§ **YOUR OBJECTIVE**
In the material below, find all lines with the string "含少量云母碎片" and copy them.

(Extracted records)

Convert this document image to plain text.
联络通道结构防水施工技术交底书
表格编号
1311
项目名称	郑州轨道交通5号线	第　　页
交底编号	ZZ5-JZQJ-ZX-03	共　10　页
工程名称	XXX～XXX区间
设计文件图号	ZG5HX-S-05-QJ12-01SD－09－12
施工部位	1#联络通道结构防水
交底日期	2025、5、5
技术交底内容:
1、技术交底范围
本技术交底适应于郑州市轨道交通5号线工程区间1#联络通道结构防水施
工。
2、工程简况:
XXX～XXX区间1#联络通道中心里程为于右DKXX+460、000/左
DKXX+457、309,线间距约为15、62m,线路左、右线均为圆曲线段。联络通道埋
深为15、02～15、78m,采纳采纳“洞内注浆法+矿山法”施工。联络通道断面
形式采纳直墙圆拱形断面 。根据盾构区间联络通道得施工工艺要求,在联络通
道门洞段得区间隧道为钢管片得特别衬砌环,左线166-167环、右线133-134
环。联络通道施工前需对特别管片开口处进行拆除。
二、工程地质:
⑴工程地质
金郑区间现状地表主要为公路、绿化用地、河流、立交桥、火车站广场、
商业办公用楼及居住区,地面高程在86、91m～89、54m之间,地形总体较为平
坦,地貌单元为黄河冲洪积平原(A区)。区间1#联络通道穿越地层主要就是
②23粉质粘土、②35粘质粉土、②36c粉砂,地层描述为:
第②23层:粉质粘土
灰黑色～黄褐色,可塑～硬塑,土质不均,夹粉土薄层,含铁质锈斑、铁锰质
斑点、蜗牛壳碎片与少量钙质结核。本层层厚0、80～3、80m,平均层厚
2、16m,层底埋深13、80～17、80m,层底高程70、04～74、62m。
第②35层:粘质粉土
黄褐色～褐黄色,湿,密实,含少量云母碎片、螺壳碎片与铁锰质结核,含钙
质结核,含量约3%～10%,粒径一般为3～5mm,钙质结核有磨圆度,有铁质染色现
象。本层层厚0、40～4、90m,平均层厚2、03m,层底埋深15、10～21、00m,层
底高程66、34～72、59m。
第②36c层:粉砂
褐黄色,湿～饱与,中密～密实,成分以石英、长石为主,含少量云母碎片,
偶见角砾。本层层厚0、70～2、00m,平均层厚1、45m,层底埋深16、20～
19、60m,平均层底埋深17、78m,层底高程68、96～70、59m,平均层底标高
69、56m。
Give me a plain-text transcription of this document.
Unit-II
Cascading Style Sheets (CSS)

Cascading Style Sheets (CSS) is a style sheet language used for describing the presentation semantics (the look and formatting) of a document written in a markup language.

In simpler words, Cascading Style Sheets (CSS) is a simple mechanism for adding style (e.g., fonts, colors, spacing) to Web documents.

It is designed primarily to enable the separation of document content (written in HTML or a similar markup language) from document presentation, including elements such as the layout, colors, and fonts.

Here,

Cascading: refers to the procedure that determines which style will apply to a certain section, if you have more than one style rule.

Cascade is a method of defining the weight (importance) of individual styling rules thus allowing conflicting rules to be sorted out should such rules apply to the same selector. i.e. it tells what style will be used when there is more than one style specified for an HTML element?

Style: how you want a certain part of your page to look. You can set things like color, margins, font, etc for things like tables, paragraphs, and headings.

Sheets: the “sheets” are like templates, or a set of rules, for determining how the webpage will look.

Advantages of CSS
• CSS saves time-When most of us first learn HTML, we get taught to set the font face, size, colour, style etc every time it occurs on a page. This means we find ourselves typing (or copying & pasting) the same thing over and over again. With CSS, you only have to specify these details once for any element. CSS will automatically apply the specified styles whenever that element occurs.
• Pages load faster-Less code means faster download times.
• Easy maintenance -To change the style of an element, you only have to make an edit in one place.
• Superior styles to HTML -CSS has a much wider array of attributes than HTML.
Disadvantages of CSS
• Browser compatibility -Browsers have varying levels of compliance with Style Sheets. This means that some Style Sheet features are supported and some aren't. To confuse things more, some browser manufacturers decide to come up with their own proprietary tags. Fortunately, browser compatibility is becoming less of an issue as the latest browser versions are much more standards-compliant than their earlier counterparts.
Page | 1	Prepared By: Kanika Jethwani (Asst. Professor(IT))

§ **SOLUTION FOR THIS PROBLEM**
黄褐色～褐黄色,湿,密实,含少量云母碎片、螺壳碎片与铁锰质结核,含钙
褐黄色,湿～饱与,中密～密实,成分以石英、长石为主,含少量云母碎片,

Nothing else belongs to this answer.